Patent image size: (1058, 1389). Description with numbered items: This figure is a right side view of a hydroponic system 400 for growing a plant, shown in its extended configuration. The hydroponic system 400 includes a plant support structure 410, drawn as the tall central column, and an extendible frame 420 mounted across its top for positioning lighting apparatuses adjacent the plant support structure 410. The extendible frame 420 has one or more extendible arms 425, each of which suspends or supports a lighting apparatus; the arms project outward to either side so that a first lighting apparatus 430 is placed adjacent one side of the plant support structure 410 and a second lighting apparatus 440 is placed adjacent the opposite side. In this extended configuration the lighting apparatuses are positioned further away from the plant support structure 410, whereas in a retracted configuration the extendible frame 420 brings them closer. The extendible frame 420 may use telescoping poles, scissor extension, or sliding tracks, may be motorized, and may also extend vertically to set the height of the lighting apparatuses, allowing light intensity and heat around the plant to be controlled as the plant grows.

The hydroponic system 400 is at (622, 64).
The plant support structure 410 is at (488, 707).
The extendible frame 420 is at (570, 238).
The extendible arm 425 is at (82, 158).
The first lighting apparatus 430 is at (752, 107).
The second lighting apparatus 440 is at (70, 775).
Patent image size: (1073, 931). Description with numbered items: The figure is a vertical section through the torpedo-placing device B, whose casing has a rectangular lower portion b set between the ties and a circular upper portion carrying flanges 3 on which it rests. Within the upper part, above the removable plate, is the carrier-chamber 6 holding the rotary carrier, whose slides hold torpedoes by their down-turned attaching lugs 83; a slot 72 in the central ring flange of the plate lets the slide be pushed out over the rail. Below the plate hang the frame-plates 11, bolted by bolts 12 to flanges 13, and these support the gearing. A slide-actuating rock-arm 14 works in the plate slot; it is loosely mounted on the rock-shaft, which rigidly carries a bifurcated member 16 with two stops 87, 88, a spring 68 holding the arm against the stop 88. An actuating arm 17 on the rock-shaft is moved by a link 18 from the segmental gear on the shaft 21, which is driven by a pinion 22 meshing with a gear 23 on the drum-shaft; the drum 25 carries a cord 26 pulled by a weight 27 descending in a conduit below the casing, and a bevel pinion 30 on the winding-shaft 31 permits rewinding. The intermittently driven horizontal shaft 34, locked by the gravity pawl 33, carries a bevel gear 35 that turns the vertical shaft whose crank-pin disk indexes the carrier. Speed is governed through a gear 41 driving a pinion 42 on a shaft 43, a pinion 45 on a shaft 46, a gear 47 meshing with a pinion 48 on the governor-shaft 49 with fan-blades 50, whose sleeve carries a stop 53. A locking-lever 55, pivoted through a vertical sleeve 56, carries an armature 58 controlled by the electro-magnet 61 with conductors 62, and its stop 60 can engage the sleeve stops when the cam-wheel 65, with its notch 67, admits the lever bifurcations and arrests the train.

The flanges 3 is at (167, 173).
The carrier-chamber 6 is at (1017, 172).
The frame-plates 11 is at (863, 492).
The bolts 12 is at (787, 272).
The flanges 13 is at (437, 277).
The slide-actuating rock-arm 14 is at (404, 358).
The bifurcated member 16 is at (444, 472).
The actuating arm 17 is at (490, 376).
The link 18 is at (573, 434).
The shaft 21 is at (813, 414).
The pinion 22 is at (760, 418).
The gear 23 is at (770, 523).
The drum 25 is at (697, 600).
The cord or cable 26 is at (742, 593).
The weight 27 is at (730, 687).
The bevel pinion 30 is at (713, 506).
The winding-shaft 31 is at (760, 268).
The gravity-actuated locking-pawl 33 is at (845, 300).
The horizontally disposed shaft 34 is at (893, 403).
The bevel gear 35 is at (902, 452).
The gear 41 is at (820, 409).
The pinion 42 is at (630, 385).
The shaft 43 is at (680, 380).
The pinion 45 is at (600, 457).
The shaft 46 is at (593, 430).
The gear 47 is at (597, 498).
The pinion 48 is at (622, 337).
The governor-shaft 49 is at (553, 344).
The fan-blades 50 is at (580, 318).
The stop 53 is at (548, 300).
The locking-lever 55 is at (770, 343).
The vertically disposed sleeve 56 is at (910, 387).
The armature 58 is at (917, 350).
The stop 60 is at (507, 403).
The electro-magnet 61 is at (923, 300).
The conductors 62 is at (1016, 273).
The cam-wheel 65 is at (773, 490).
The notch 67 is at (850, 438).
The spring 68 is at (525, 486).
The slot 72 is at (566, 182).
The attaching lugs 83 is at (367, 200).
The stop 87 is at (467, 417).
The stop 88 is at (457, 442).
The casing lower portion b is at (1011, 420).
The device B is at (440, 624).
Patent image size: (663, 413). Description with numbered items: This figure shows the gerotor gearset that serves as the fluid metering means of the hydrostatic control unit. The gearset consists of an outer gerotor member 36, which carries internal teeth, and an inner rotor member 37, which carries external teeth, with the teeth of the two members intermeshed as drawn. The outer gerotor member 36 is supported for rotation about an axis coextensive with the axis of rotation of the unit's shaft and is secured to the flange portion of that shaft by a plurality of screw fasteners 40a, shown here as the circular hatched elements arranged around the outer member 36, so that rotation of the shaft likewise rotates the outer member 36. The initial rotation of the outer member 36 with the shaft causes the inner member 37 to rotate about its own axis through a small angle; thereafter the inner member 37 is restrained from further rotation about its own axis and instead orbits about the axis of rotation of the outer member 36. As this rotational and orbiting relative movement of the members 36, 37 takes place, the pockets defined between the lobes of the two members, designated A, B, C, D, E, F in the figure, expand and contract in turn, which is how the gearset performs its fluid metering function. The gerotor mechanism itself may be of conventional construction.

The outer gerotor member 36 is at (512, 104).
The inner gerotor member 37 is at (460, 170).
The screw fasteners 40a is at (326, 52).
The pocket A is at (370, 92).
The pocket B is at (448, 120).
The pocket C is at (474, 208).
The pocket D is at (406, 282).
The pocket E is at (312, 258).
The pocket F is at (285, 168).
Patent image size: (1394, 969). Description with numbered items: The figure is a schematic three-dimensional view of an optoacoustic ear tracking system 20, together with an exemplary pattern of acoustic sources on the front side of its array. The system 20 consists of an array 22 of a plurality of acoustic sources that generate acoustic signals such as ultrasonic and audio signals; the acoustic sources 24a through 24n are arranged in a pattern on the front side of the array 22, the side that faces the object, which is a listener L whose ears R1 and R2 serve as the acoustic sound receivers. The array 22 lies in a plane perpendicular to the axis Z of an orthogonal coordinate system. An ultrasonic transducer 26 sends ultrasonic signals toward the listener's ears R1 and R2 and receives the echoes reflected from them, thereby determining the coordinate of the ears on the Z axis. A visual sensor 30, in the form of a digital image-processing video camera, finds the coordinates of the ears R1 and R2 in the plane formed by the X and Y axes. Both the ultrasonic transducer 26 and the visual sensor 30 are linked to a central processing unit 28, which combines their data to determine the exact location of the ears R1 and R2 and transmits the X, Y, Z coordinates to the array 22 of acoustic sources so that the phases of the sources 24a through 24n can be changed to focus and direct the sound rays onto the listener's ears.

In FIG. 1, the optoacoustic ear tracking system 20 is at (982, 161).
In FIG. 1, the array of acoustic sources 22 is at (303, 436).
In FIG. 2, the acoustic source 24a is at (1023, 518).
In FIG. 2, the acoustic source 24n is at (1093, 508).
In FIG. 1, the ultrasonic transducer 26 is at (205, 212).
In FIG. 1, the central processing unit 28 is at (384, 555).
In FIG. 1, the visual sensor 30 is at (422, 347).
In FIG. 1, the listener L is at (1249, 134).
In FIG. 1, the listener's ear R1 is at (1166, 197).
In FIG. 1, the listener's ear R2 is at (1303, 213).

┄┄┄┄┄┄┄┄┄┄

Rewrite the records from the line with "Patent image size: (1394, 969)." to the line with "In FIG. 1, the visual", changing "schematic" to "simplified" and keeping everything else the same.

Patent image size: (1394, 969). Description with numbered items: The figure is a simplified three-dimensional view of an optoacoustic ear tracking system 20, together with an exemplary pattern of acoustic sources on the front side of its array. The system 20 consists of an array 22 of a plurality of acoustic sources that generate acoustic signals such as ultrasonic and audio signals; the acoustic sources 24a through 24n are arranged in a pattern on the front side of the array 22, the side that faces the object, which is a listener L whose ears R1 and R2 serve as the acoustic sound receivers. The array 22 lies in a plane perpendicular to the axis Z of an orthogonal coordinate system. An ultrasonic transducer 26 sends ultrasonic signals toward the listener's ears R1 and R2 and receives the echoes reflected from them, thereby determining the coordinate of the ears on the Z axis. A visual sensor 30, in the form of a digital image-processing video camera, finds the coordinates of the ears R1 and R2 in the plane formed by the X and Y axes. Both the ultrasonic transducer 26 and the visual sensor 30 are linked to a central processing unit 28, which combines their data to determine the exact location of the ears R1 and R2 and transmits the X, Y, Z coordinates to the array 22 of acoustic sources so that the phases of the sources 24a through 24n can be changed to focus and direct the sound rays onto the listener's ears.

In FIG. 1, the optoacoustic ear tracking system 20 is at (982, 161).
In FIG. 1, the array of acoustic sources 22 is at (303, 436).
In FIG. 2, the acoustic source 24a is at (1023, 518).
In FIG. 2, the acoustic source 24n is at (1093, 508).
In FIG. 1, the ultrasonic transducer 26 is at (205, 212).
In FIG. 1, the central processing unit 28 is at (384, 555).
In FIG. 1, the visual sensor 30 is at (422, 347).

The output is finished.